• **AIM**:
Using the data beneath, show every line that includes the word "this".

Data records
## START
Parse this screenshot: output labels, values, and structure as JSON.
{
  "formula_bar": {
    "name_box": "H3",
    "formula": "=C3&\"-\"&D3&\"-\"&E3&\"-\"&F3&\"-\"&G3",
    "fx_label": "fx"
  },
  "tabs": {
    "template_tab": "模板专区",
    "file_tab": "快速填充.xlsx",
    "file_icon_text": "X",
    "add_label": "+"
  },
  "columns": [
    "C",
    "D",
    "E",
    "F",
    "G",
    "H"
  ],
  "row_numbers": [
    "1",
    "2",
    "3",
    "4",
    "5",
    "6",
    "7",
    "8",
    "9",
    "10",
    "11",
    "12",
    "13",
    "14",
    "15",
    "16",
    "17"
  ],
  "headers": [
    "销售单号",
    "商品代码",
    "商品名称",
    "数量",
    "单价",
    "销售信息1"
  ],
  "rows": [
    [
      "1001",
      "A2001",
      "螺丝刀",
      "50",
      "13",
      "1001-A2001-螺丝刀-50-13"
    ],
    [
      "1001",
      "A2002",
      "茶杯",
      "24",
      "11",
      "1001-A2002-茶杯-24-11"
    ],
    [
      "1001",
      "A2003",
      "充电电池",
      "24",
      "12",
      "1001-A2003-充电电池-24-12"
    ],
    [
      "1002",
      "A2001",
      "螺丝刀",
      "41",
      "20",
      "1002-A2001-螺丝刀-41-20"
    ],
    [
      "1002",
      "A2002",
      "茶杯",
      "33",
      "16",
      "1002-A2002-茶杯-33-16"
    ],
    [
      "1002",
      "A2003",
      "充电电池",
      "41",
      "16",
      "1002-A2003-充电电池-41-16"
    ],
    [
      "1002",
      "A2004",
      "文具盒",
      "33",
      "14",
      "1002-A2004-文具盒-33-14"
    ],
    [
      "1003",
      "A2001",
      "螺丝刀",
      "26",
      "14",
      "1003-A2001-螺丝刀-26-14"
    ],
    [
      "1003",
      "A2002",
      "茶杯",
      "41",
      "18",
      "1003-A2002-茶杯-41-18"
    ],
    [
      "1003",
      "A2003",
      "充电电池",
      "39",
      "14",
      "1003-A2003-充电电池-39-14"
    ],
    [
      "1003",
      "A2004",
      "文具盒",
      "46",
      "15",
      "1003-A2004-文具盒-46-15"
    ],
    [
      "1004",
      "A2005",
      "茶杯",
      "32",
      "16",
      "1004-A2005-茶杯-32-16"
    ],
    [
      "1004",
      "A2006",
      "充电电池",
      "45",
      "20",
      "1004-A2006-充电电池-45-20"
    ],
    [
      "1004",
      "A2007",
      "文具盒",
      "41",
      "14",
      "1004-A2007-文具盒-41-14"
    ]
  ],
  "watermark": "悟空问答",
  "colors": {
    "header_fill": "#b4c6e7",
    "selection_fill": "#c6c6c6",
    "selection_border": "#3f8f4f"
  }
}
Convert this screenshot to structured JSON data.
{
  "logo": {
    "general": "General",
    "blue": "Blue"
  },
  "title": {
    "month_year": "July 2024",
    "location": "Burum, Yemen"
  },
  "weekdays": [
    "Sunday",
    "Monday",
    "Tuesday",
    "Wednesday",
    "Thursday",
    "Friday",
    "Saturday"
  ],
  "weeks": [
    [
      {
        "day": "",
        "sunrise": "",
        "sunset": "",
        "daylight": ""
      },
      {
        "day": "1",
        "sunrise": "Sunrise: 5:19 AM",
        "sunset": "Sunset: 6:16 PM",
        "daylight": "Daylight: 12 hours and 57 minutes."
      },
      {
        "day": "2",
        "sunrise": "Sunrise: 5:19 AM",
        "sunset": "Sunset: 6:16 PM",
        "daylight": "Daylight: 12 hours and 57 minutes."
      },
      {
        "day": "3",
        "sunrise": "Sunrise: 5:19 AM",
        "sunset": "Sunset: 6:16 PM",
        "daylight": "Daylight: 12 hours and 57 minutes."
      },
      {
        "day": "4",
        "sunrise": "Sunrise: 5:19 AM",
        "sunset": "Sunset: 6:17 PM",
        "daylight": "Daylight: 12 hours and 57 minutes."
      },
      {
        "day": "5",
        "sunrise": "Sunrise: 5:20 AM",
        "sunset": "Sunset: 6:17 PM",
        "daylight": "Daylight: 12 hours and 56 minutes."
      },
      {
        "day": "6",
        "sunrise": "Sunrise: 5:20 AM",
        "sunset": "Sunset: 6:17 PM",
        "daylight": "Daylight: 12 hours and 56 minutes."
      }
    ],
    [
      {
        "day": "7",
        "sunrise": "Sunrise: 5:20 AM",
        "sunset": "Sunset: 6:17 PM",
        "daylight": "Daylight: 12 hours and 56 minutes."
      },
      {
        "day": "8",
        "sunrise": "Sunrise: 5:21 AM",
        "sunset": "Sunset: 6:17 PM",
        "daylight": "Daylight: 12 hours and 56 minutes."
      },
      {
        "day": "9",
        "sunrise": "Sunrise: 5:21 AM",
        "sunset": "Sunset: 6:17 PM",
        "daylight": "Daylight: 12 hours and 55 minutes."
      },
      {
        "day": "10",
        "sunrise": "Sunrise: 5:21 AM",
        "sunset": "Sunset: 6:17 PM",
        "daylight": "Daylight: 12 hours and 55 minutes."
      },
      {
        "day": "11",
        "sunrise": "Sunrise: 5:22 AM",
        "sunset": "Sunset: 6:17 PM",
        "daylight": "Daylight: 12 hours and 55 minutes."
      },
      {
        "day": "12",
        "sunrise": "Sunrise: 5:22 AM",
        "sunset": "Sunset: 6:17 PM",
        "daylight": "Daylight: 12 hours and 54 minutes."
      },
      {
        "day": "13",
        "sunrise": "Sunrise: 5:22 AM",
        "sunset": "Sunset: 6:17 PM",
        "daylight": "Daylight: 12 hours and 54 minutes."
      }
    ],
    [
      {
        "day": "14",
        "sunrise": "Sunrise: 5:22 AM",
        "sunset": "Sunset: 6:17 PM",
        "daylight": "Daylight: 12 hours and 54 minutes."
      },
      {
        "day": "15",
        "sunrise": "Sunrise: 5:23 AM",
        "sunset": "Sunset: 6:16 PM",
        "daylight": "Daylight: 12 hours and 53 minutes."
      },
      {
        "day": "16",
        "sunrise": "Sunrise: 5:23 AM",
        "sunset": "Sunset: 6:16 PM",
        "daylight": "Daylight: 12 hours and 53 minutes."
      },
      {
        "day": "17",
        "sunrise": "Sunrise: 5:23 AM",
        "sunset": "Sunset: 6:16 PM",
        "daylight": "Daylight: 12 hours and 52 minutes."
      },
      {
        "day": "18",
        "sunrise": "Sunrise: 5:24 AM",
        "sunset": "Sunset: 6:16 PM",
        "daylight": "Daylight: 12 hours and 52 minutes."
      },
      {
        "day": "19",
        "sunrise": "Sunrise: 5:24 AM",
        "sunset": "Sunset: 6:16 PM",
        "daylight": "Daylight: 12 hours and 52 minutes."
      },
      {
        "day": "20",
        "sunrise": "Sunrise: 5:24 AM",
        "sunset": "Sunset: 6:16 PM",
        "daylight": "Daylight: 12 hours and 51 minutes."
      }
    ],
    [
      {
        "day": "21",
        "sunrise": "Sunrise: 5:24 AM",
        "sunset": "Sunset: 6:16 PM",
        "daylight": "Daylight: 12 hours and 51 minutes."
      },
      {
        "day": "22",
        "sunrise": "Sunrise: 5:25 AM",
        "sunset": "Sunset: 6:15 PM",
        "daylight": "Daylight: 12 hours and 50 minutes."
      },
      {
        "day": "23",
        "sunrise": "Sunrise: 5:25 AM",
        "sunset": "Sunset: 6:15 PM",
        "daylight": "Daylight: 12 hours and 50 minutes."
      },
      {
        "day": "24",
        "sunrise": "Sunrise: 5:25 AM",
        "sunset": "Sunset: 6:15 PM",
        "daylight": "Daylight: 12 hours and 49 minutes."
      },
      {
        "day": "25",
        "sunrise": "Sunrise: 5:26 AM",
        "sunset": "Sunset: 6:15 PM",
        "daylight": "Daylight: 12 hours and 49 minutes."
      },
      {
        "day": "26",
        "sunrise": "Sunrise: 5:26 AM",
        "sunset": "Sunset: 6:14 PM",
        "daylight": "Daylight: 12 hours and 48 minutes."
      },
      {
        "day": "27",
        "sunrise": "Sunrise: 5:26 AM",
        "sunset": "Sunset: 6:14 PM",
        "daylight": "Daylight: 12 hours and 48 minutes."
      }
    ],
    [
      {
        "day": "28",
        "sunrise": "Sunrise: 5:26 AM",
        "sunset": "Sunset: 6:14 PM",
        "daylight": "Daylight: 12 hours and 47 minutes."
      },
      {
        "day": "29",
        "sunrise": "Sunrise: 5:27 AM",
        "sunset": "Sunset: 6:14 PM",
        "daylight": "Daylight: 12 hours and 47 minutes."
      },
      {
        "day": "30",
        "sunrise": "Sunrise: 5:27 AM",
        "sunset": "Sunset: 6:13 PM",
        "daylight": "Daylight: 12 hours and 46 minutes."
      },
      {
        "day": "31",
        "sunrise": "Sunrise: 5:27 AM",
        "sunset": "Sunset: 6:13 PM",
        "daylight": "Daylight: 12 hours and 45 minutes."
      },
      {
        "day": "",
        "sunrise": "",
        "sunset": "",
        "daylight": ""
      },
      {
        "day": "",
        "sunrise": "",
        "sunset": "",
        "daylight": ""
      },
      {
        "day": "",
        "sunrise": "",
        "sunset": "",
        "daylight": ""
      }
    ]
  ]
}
## END
• **REPLY TO THE TASK**:
Parse this screenshot: output labels, values, and structure as JSON.
Convert this screenshot to structured JSON data.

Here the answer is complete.